Stored data
<<<<
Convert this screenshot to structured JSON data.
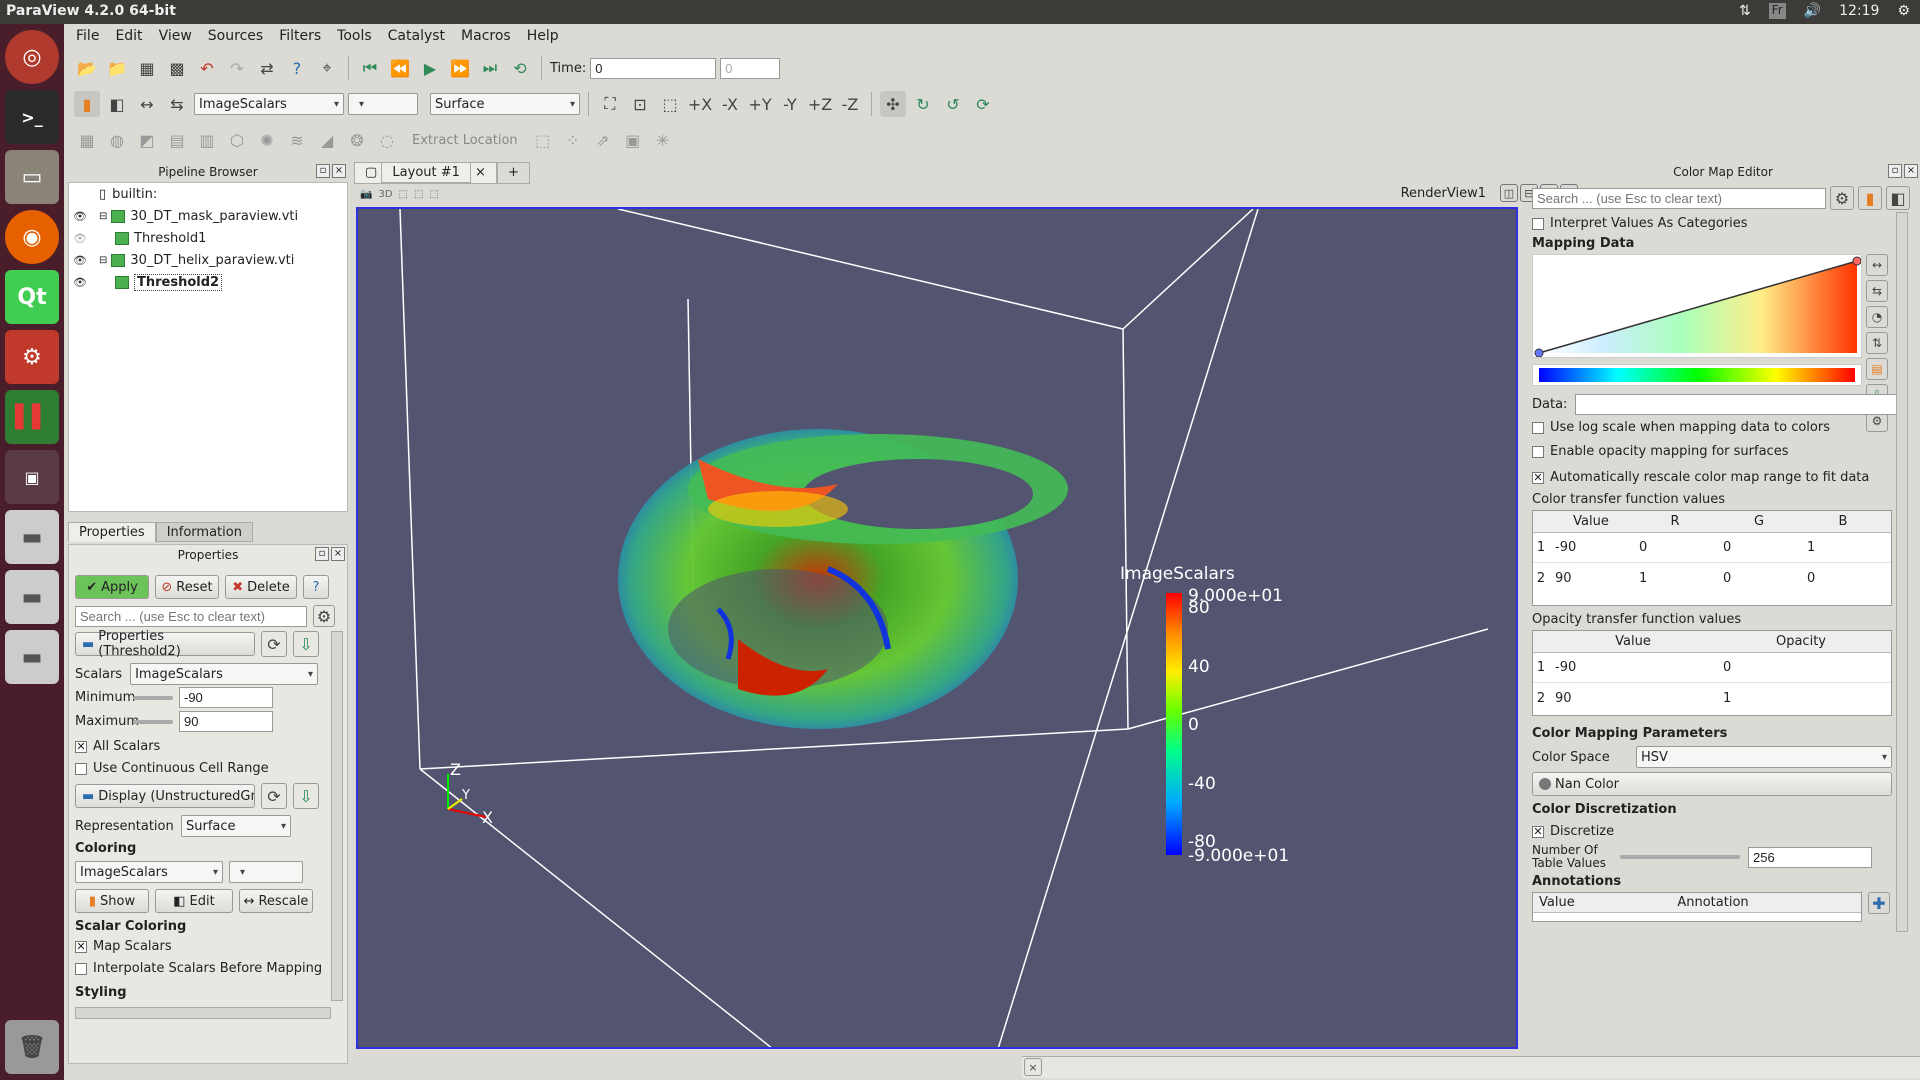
{
  "os": {
    "title": "ParaView 4.2.0 64-bit",
    "lang": "Fr",
    "clock": "12:19"
  },
  "launcher": [
    "ubuntu-logo-icon",
    "terminal-icon",
    "files-icon",
    "firefox-icon",
    "qt-icon",
    "settings-icon",
    "paraview-icon",
    "window-icon",
    "drive-icon",
    "drive-icon",
    "drive-icon",
    "trash-icon"
  ],
  "menu": [
    "File",
    "Edit",
    "View",
    "Sources",
    "Filters",
    "Tools",
    "Catalyst",
    "Macros",
    "Help"
  ],
  "toolbar": {
    "time_label": "Time:",
    "time_value": "0",
    "time_index": "0",
    "color_by": "ImageScalars",
    "representation": "Surface",
    "extract_location": "Extract Location"
  },
  "pipeline": {
    "title": "Pipeline Browser",
    "root": "builtin:",
    "items": [
      "30_DT_mask_paraview.vti",
      "Threshold1",
      "30_DT_helix_paraview.vti",
      "Threshold2"
    ]
  },
  "tabs": {
    "properties": "Properties",
    "information": "Information"
  },
  "props": {
    "title": "Properties",
    "apply": "Apply",
    "reset": "Reset",
    "delete": "Delete",
    "help": "?",
    "search_placeholder": "Search ... (use Esc to clear text)",
    "section_props": "Properties (Threshold2)",
    "scalars_label": "Scalars",
    "scalars_value": "ImageScalars",
    "min_label": "Minimum",
    "min_value": "-90",
    "max_label": "Maximum",
    "max_value": "90",
    "all_scalars": "All Scalars",
    "continuous": "Use Continuous Cell Range",
    "section_display": "Display (UnstructuredGrid)",
    "repr_label": "Representation",
    "repr_value": "Surface",
    "coloring": "Coloring",
    "color_value": "ImageScalars",
    "show": "Show",
    "edit": "Edit",
    "rescale": "Rescale",
    "scalar_coloring": "Scalar Coloring",
    "map_scalars": "Map Scalars",
    "interpolate": "Interpolate Scalars Before Mapping",
    "styling": "Styling"
  },
  "layout": {
    "tab": "Layout #1",
    "plus": "+",
    "view_name": "RenderView1",
    "view_3d": "3D"
  },
  "scalar_bar": {
    "title": "ImageScalars",
    "labels": [
      "9.000e+01",
      "80",
      "40",
      "0",
      "-40",
      "-80",
      "-9.000e+01"
    ]
  },
  "axes": {
    "z": "Z",
    "y": "Y",
    "x": "X"
  },
  "cme": {
    "title": "Color Map Editor",
    "search_placeholder": "Search ... (use Esc to clear text)",
    "interpret": "Interpret Values As Categories",
    "mapping_data": "Mapping Data",
    "data_label": "Data:",
    "log_scale": "Use log scale when mapping data to colors",
    "opacity_mapping": "Enable opacity mapping for surfaces",
    "auto_rescale": "Automatically rescale color map range to fit data",
    "ctf_title": "Color transfer function values",
    "ctf_headers": [
      "Value",
      "R",
      "G",
      "B"
    ],
    "ctf_rows": [
      [
        "1",
        "-90",
        "0",
        "0",
        "1"
      ],
      [
        "2",
        "90",
        "1",
        "0",
        "0"
      ]
    ],
    "otf_title": "Opacity transfer function values",
    "otf_headers": [
      "Value",
      "Opacity"
    ],
    "otf_rows": [
      [
        "1",
        "-90",
        "0"
      ],
      [
        "2",
        "90",
        "1"
      ]
    ],
    "cmp_title": "Color Mapping Parameters",
    "color_space_label": "Color Space",
    "color_space": "HSV",
    "nan_color": "Nan Color",
    "discretization": "Color Discretization",
    "discretize": "Discretize",
    "table_values_label": "Number Of Table Values",
    "table_values": "256",
    "annotations": "Annotations",
    "ann_headers": [
      "Value",
      "Annotation"
    ]
  },
  "colors": {
    "launcher": "#4a1d2a",
    "view_bg": "#525470",
    "view_border": "#3030e0",
    "apply": "#6cc35a"
  }
}
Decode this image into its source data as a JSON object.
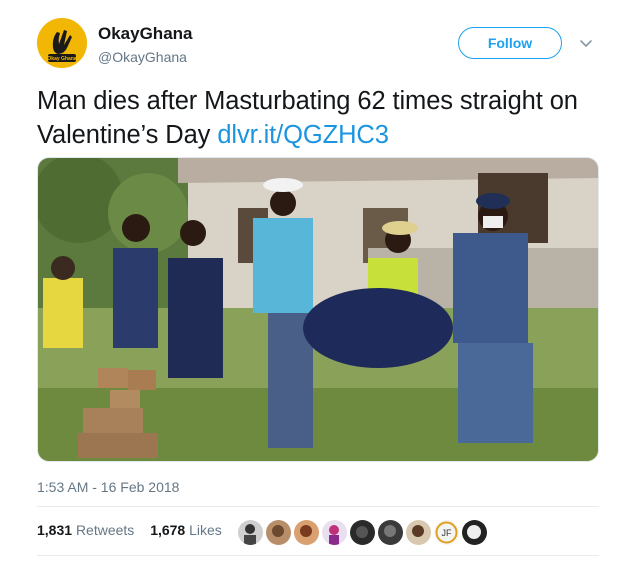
{
  "header": {
    "display_name": "OkayGhana",
    "handle": "@OkayGhana",
    "logo_text": "Okay Ghana",
    "follow_label": "Follow"
  },
  "tweet": {
    "text": "Man dies after Masturbating 62 times straight on Valentine’s Day",
    "link": "dlvr.it/QGZHC3"
  },
  "meta": {
    "timestamp": "1:53 AM - 16 Feb 2018"
  },
  "stats": {
    "retweets_count": "1,831",
    "retweets_label": "Retweets",
    "likes_count": "1,678",
    "likes_label": "Likes"
  },
  "colors": {
    "accent": "#1da1f2",
    "link": "#1b95e0",
    "text": "#14171a",
    "muted": "#657786",
    "logo": "#f2b705"
  },
  "icons": [
    "chevron-down-icon"
  ],
  "liker_avatar_count": 9
}
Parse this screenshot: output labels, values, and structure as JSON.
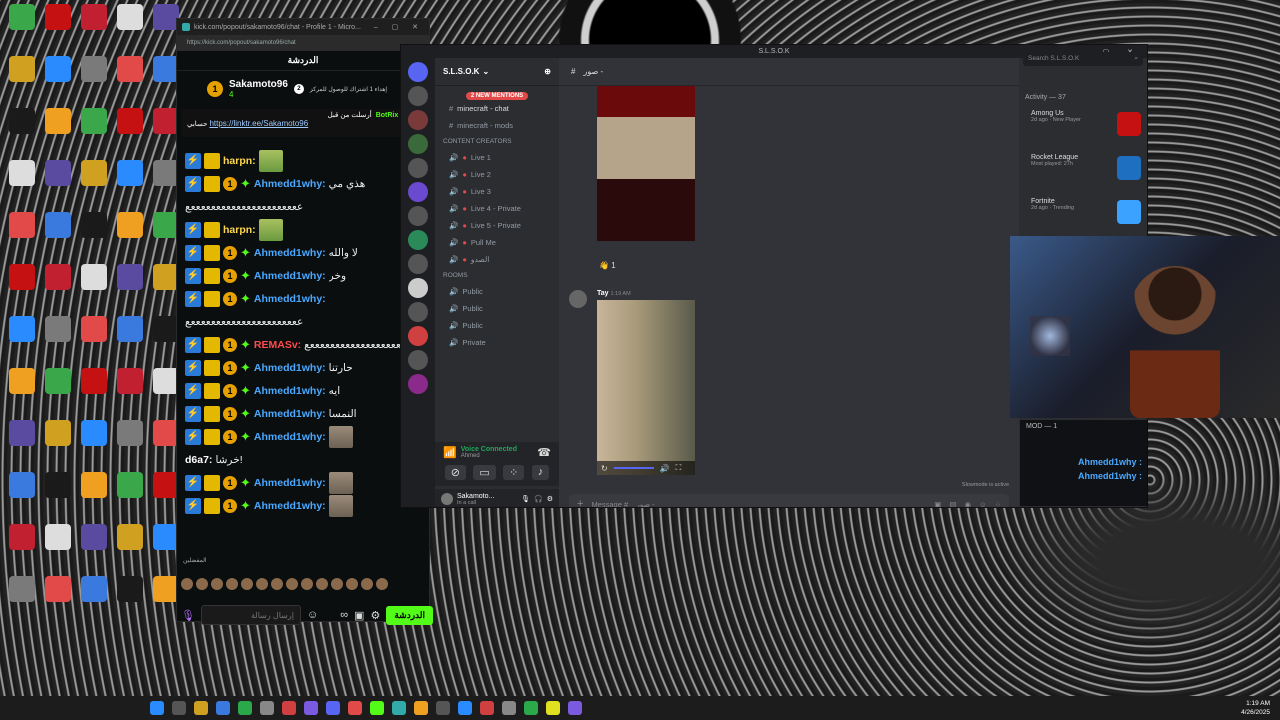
>>>>
The request: Examine the data above and state how many of its lines contain the word "Properties", with no further remarks.

Solution for this problem: 3